Records shown
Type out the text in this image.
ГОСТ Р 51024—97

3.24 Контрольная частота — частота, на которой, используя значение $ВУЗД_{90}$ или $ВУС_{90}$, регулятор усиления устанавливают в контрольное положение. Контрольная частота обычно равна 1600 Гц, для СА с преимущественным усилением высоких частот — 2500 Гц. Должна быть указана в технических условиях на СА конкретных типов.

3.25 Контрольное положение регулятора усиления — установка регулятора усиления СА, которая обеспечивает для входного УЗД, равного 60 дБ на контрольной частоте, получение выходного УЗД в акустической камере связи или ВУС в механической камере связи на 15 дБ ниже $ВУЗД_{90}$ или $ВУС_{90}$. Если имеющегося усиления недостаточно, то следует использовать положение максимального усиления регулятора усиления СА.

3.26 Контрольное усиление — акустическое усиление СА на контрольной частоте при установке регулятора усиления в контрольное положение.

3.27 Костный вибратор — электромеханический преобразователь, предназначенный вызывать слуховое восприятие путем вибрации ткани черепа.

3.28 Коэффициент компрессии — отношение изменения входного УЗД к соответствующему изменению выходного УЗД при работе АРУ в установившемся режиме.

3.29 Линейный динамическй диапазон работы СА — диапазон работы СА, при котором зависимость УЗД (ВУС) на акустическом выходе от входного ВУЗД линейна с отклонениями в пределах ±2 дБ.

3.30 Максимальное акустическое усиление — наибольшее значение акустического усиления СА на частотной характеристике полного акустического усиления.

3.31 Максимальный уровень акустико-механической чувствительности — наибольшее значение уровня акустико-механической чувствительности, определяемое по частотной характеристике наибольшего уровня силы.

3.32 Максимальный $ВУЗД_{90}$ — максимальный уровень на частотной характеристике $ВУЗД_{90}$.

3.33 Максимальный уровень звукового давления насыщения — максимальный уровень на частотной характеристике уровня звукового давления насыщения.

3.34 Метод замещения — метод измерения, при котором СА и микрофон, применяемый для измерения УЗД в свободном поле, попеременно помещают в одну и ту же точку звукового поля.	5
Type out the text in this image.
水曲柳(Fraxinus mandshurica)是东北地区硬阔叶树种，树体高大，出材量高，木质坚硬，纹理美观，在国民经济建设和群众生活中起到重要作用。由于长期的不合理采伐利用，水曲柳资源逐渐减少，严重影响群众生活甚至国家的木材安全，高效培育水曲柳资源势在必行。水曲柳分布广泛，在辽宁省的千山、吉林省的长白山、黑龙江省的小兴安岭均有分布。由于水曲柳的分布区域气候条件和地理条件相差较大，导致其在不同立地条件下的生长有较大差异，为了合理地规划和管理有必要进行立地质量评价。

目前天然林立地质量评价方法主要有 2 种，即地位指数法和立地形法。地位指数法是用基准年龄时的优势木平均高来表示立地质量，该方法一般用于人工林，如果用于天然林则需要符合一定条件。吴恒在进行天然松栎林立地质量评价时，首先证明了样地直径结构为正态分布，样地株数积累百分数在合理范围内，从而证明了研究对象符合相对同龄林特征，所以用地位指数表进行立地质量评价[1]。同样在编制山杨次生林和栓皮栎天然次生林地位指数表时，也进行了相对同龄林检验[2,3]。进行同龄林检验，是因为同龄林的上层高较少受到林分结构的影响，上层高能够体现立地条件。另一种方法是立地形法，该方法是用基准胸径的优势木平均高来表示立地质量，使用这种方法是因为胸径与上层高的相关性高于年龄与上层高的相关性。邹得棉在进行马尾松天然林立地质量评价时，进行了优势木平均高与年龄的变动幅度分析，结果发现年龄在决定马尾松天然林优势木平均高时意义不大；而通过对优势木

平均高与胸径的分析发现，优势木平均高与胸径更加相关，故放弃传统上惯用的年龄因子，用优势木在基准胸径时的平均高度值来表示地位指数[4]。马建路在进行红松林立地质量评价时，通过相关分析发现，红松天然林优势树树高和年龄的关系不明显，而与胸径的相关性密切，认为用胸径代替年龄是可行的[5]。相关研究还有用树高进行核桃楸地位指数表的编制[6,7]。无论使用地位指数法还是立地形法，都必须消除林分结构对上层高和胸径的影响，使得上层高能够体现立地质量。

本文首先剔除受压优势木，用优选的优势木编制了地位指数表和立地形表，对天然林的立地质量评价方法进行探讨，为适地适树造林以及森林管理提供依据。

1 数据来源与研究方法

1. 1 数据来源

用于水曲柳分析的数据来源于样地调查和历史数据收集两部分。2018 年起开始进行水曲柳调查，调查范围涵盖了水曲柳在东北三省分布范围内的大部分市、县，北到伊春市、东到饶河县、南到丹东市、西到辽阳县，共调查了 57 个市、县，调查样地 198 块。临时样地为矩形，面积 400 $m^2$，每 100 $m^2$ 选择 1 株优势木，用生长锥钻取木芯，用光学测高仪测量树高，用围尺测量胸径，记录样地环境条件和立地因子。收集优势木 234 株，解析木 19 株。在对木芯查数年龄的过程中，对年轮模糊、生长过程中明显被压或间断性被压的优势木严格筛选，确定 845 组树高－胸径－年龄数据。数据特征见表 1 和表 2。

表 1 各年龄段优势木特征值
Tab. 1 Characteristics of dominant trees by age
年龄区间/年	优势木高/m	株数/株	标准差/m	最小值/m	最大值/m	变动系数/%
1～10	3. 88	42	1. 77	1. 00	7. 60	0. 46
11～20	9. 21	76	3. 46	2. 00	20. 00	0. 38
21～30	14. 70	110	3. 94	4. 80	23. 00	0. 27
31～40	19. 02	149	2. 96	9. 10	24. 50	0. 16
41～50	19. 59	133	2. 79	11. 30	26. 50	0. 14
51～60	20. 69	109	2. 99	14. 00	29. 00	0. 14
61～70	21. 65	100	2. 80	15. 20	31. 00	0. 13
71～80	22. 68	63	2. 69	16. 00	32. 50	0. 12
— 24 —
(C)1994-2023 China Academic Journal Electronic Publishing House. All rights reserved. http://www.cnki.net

Instructions for the task
Can you give every line above again, exactly as written?

Right answer
Type out the text in this image.
ГОСТ Р 51024—97

3.24 Контрольная частота — частота, на которой, используя значение $ВУЗД_{90}$ или $ВУС_{90}$, регулятор усиления устанавливают в контрольное положение. Контрольная частота обычно равна 1600 Гц, для СА с преимущественным усилением высоких частот — 2500 Гц. Должна быть указана в технических условиях на СА конкретных типов.

3.25 Контрольное положение регулятора усиления — установка регулятора усиления СА, которая обеспечивает для входного УЗД, равного 60 дБ на контрольной частоте, получение выходного УЗД в акустической камере связи или ВУС в механической камере связи на 15 дБ ниже $ВУЗД_{90}$ или $ВУС_{90}$. Если имеющегося усиления недостаточно, то следует использовать положение максимального усиления регулятора усиления СА.

3.26 Контрольное усиление — акустическое усиление СА на контрольной частоте при установке регулятора усиления в контрольное положение.

3.27 Костный вибратор — электромеханический преобразователь, предназначенный вызывать слуховое восприятие путем вибрации ткани черепа.

3.28 Коэффициент компрессии — отношение изменения входного УЗД к соответствующему изменению выходного УЗД при работе АРУ в установившемся режиме.

3.29 Линейный динамическй диапазон работы СА — диапазон работы СА, при котором зависимость УЗД (ВУС) на акустическом выходе от входного ВУЗД линейна с отклонениями в пределах ±2 дБ.

3.30 Максимальное акустическое усиление — наибольшее значение акустического усиления СА на частотной характеристике полного акустического усиления.

3.31 Максимальный уровень акустико-механической чувствительности — наибольшее значение уровня акустико-механической чувствительности, определяемое по частотной характеристике наибольшего уровня силы.

3.32 Максимальный $ВУЗД_{90}$ — максимальный уровень на частотной характеристике $ВУЗД_{90}$.

3.33 Максимальный уровень звукового давления насыщения — максимальный уровень на частотной характеристике уровня звукового давления насыщения.

3.34 Метод замещения — метод измерения, при котором СА и микрофон, применяемый для измерения УЗД в свободном поле, попеременно помещают в одну и ту же точку звукового поля.	5
Type out the text in this image.
水曲柳(Fraxinus mandshurica)是东北地区硬阔叶树种，树体高大，出材量高，木质坚硬，纹理美观，在国民经济建设和群众生活中起到重要作用。由于长期的不合理采伐利用，水曲柳资源逐渐减少，严重影响群众生活甚至国家的木材安全，高效培育水曲柳资源势在必行。水曲柳分布广泛，在辽宁省的千山、吉林省的长白山、黑龙江省的小兴安岭均有分布。由于水曲柳的分布区域气候条件和地理条件相差较大，导致其在不同立地条件下的生长有较大差异，为了合理地规划和管理有必要进行立地质量评价。

目前天然林立地质量评价方法主要有 2 种，即地位指数法和立地形法。地位指数法是用基准年龄时的优势木平均高来表示立地质量，该方法一般用于人工林，如果用于天然林则需要符合一定条件。吴恒在进行天然松栎林立地质量评价时，首先证明了样地直径结构为正态分布，样地株数积累百分数在合理范围内，从而证明了研究对象符合相对同龄林特征，所以用地位指数表进行立地质量评价[1]。同样在编制山杨次生林和栓皮栎天然次生林地位指数表时，也进行了相对同龄林检验[2,3]。进行同龄林检验，是因为同龄林的上层高较少受到林分结构的影响，上层高能够体现立地条件。另一种方法是立地形法，该方法是用基准胸径的优势木平均高来表示立地质量，使用这种方法是因为胸径与上层高的相关性高于年龄与上层高的相关性。邹得棉在进行马尾松天然林立地质量评价时，进行了优势木平均高与年龄的变动幅度分析，结果发现年龄在决定马尾松天然林优势木平均高时意义不大；而通过对优势木

平均高与胸径的分析发现，优势木平均高与胸径更加相关，故放弃传统上惯用的年龄因子，用优势木在基准胸径时的平均高度值来表示地位指数[4]。马建路在进行红松林立地质量评价时，通过相关分析发现，红松天然林优势树树高和年龄的关系不明显，而与胸径的相关性密切，认为用胸径代替年龄是可行的[5]。相关研究还有用树高进行核桃楸地位指数表的编制[6,7]。无论使用地位指数法还是立地形法，都必须消除林分结构对上层高和胸径的影响，使得上层高能够体现立地质量。

本文首先剔除受压优势木，用优选的优势木编制了地位指数表和立地形表，对天然林的立地质量评价方法进行探讨，为适地适树造林以及森林管理提供依据。

1 数据来源与研究方法

1. 1 数据来源

用于水曲柳分析的数据来源于样地调查和历史数据收集两部分。2018 年起开始进行水曲柳调查，调查范围涵盖了水曲柳在东北三省分布范围内的大部分市、县，北到伊春市、东到饶河县、南到丹东市、西到辽阳县，共调查了 57 个市、县，调查样地 198 块。临时样地为矩形，面积 400 $m^2$，每 100 $m^2$ 选择 1 株优势木，用生长锥钻取木芯，用光学测高仪测量树高，用围尺测量胸径，记录样地环境条件和立地因子。收集优势木 234 株，解析木 19 株。在对木芯查数年龄的过程中，对年轮模糊、生长过程中明显被压或间断性被压的优势木严格筛选，确定 845 组树高－胸径－年龄数据。数据特征见表 1 和表 2。

表 1 各年龄段优势木特征值
Tab. 1 Characteristics of dominant trees by age
年龄区间/年	优势木高/m	株数/株	标准差/m	最小值/m	最大值/m	变动系数/%
1～10	3. 88	42	1. 77	1. 00	7. 60	0. 46
11～20	9. 21	76	3. 46	2. 00	20. 00	0. 38
21～30	14. 70	110	3. 94	4. 80	23. 00	0. 27
31～40	19. 02	149	2. 96	9. 10	24. 50	0. 16
41～50	19. 59	133	2. 79	11. 30	26. 50	0. 14
51～60	20. 69	109	2. 99	14. 00	29. 00	0. 14
61～70	21. 65	100	2. 80	15. 20	31. 00	0. 13
71～80	22. 68	63	2. 69	16. 00	32. 50	0. 12
— 24 —
(C)1994-2023 China Academic Journal Electronic Publishing House. All rights reserved. http://www.cnki.net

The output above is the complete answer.